> [PROBLEM TO WORK ON]: Pick out all lines of the entries that include the word "content" and copy them.

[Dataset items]
==============================

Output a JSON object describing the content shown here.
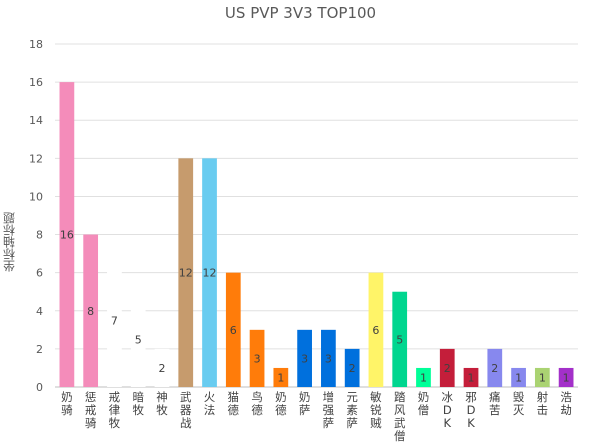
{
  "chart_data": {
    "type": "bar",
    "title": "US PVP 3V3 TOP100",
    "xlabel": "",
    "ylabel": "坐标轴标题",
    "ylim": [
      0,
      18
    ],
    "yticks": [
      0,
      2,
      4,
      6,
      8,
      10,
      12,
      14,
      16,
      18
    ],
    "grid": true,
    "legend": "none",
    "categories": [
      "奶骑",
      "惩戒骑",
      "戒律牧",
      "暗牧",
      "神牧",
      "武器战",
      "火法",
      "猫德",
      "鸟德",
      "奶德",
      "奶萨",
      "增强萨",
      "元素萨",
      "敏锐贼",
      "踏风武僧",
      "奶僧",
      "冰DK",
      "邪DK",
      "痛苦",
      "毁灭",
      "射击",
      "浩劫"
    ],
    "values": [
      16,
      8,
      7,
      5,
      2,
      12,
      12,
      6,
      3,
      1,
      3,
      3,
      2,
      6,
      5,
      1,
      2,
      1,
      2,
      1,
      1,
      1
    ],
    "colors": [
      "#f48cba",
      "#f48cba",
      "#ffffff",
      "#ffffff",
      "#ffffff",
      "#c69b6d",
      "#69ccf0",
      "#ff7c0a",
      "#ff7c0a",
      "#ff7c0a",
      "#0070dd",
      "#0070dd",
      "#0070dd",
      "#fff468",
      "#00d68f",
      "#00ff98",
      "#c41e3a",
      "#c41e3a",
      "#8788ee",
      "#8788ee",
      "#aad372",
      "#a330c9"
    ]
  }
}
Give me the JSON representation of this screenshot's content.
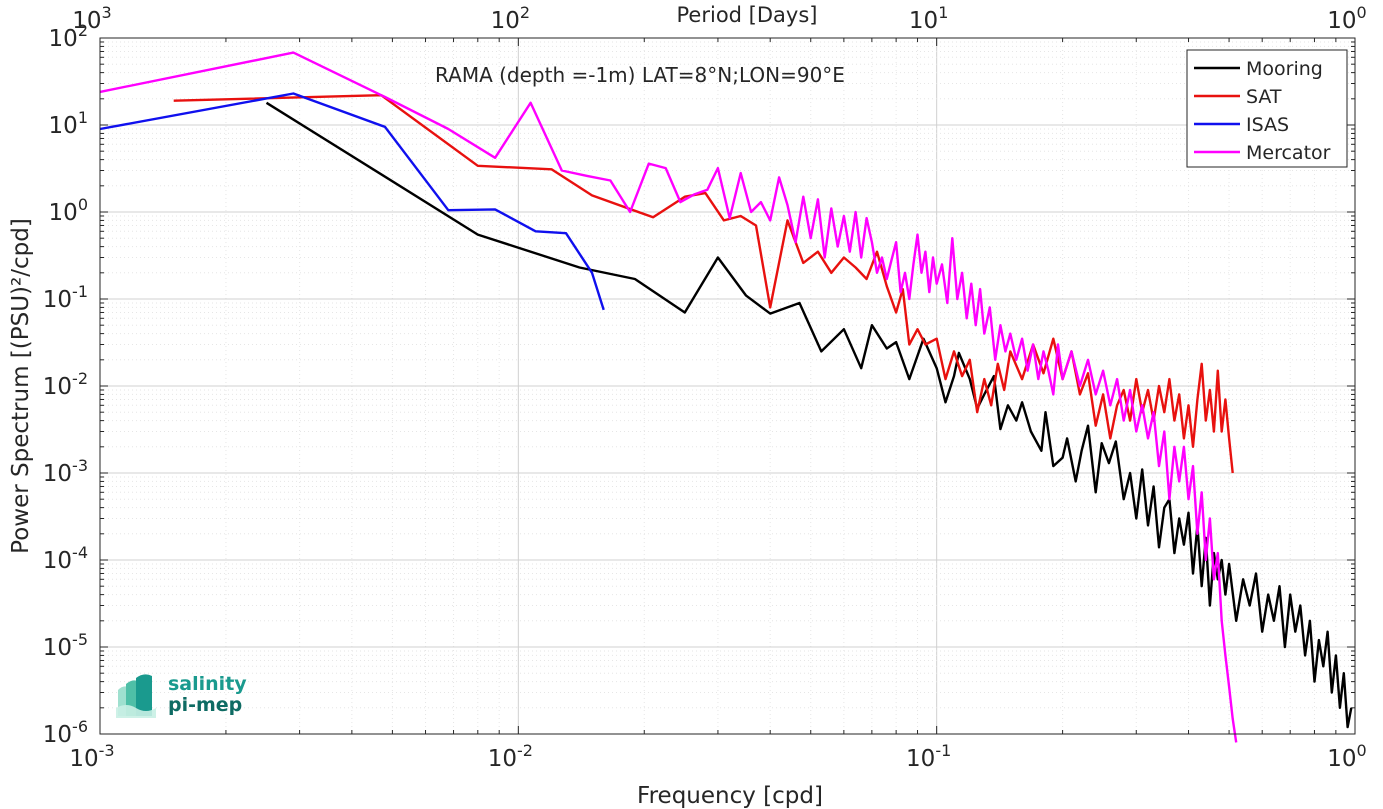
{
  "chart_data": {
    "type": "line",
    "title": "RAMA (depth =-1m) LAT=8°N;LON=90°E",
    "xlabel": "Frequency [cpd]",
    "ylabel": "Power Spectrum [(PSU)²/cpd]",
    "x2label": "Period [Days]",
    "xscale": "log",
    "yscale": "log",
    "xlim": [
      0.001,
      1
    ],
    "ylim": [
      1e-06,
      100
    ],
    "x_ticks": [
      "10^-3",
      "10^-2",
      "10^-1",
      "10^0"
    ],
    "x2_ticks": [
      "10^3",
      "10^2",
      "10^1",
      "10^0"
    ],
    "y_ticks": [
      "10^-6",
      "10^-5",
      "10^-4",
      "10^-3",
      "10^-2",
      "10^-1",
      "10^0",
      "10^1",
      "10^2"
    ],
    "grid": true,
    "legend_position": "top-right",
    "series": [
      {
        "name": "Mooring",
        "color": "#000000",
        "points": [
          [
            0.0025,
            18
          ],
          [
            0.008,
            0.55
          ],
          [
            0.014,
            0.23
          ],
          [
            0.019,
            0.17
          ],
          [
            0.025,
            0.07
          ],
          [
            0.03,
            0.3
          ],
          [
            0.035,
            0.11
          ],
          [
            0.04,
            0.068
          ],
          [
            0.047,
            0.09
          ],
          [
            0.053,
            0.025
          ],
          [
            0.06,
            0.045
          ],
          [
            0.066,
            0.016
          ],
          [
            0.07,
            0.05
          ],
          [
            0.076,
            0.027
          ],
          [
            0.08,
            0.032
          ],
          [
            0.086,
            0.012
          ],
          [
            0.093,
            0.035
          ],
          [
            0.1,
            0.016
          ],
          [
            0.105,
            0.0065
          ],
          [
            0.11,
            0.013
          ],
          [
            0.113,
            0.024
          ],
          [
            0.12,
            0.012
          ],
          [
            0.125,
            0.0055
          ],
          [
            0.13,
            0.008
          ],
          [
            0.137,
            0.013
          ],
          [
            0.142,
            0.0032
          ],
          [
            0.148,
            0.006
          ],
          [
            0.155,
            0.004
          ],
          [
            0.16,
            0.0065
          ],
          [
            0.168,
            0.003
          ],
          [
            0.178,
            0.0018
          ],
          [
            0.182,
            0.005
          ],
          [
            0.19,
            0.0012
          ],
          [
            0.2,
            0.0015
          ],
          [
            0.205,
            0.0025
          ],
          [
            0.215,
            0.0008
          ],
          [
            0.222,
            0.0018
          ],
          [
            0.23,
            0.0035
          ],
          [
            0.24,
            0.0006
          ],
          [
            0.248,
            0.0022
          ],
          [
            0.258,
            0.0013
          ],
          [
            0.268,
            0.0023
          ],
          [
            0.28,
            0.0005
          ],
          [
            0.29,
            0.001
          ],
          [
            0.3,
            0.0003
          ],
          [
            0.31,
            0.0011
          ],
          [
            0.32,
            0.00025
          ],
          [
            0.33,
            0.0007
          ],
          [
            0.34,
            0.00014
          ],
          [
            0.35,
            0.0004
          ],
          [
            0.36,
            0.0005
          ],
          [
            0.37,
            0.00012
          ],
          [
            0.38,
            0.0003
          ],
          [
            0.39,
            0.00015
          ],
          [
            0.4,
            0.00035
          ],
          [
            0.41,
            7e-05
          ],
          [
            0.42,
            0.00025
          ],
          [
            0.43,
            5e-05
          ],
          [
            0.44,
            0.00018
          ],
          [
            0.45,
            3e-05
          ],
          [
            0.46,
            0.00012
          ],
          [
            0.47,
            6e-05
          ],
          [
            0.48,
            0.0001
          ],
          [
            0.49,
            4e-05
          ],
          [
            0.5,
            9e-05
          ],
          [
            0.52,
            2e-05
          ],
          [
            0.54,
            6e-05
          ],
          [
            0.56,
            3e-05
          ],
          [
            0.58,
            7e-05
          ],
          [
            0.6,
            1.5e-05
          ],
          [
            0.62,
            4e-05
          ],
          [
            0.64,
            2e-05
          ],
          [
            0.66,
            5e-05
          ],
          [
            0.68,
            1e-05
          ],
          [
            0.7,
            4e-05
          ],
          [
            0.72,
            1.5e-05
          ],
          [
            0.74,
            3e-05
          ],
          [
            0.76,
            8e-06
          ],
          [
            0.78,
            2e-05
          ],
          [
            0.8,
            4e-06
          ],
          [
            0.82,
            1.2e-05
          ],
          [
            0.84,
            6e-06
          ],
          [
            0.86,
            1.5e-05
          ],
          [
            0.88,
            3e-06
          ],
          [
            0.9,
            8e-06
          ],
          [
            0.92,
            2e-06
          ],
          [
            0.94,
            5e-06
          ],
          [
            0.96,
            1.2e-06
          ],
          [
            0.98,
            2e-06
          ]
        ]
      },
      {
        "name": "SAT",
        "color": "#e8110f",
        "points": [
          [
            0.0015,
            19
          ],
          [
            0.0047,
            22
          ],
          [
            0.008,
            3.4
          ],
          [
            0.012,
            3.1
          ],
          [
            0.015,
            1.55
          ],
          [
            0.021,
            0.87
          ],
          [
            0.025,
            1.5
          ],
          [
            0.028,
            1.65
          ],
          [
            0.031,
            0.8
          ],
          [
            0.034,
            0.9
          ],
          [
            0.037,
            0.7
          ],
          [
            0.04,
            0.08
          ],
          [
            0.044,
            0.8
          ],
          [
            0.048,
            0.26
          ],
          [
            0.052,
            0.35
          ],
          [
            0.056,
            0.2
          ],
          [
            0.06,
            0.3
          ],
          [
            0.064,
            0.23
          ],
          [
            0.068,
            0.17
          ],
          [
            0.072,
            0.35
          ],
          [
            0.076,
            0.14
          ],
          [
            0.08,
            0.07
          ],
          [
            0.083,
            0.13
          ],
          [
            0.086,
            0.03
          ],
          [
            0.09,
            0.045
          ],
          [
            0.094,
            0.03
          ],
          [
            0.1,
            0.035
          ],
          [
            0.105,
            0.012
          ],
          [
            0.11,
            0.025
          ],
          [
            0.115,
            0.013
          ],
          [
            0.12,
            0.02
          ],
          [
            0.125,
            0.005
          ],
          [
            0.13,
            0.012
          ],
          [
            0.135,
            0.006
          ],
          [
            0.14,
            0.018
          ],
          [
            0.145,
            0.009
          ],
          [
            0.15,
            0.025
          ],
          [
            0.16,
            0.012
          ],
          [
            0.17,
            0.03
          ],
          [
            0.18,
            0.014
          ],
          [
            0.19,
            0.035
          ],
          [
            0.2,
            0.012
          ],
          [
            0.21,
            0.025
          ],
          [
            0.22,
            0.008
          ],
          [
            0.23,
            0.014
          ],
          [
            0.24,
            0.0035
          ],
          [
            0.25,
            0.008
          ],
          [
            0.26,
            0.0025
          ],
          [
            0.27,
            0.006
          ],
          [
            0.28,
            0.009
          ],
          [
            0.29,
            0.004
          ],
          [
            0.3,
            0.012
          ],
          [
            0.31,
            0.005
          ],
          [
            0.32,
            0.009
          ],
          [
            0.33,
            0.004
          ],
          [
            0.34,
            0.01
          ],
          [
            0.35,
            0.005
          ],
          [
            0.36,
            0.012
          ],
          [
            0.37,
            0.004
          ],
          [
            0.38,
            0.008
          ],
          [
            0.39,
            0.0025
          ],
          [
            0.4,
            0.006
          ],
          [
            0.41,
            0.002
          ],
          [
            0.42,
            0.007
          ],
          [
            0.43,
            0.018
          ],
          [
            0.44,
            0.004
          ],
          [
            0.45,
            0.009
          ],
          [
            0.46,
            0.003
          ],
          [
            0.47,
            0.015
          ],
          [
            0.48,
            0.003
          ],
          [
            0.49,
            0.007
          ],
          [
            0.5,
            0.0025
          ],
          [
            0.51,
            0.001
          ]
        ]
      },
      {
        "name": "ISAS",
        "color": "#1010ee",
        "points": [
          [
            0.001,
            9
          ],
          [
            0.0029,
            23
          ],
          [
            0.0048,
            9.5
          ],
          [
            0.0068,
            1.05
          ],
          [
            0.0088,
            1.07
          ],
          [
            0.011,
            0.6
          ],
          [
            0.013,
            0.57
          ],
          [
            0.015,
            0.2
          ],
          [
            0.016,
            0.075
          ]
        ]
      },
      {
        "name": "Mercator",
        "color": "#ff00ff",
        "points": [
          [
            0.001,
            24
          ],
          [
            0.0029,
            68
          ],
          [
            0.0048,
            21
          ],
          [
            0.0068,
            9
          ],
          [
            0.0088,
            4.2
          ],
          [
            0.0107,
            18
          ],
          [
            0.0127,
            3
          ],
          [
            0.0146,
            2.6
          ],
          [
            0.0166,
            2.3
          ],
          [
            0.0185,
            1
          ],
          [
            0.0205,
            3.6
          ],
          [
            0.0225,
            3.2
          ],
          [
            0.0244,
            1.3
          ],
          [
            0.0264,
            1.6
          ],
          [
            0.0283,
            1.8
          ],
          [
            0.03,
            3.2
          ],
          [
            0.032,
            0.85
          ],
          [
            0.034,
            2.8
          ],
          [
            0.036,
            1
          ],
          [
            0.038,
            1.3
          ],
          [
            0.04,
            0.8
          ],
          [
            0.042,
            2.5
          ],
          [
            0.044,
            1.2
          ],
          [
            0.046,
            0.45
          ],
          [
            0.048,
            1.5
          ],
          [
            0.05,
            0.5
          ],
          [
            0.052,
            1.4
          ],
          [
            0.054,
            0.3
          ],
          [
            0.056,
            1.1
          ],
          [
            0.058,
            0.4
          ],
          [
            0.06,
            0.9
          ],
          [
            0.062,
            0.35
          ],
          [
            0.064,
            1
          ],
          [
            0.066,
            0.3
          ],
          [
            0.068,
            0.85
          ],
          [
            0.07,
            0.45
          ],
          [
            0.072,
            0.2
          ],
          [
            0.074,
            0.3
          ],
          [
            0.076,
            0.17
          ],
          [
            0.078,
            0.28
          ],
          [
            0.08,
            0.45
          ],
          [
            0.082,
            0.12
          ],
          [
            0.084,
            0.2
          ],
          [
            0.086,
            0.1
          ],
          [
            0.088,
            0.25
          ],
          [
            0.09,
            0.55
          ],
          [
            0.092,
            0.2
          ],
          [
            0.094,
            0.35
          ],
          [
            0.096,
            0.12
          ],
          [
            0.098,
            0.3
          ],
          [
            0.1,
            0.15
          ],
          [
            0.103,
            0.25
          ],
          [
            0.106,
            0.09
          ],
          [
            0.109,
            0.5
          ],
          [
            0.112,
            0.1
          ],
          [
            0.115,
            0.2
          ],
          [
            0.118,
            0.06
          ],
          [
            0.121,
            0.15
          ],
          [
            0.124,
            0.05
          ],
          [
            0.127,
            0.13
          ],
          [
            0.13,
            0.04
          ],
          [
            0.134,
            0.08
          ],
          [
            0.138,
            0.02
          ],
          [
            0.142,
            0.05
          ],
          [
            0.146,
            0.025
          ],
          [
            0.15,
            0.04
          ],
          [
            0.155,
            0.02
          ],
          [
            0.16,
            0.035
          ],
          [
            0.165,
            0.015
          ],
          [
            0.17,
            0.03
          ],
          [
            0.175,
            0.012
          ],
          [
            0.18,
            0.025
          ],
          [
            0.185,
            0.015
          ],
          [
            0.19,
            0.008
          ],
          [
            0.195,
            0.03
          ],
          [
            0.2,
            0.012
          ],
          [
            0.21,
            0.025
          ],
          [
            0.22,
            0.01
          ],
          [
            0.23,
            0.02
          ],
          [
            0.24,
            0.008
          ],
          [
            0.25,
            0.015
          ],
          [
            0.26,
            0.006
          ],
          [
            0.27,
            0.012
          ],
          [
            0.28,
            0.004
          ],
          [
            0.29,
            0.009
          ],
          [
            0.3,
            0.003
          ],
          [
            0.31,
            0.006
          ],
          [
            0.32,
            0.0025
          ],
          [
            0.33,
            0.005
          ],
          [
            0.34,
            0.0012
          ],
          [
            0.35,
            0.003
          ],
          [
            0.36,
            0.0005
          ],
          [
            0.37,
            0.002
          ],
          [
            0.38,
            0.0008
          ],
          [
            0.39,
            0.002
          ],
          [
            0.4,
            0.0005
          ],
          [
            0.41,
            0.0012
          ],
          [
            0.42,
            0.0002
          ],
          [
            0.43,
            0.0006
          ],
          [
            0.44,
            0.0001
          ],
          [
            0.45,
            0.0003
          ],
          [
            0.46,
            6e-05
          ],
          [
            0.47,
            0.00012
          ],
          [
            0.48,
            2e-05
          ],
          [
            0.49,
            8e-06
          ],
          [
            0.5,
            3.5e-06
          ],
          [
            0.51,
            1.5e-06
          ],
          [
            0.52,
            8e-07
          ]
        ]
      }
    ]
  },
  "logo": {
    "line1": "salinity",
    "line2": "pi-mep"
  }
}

==============================

> [PROBLEM SOLUTION]:
Output a JSON object describing the content shown here.
Give me the JSON representation of this screenshot's content.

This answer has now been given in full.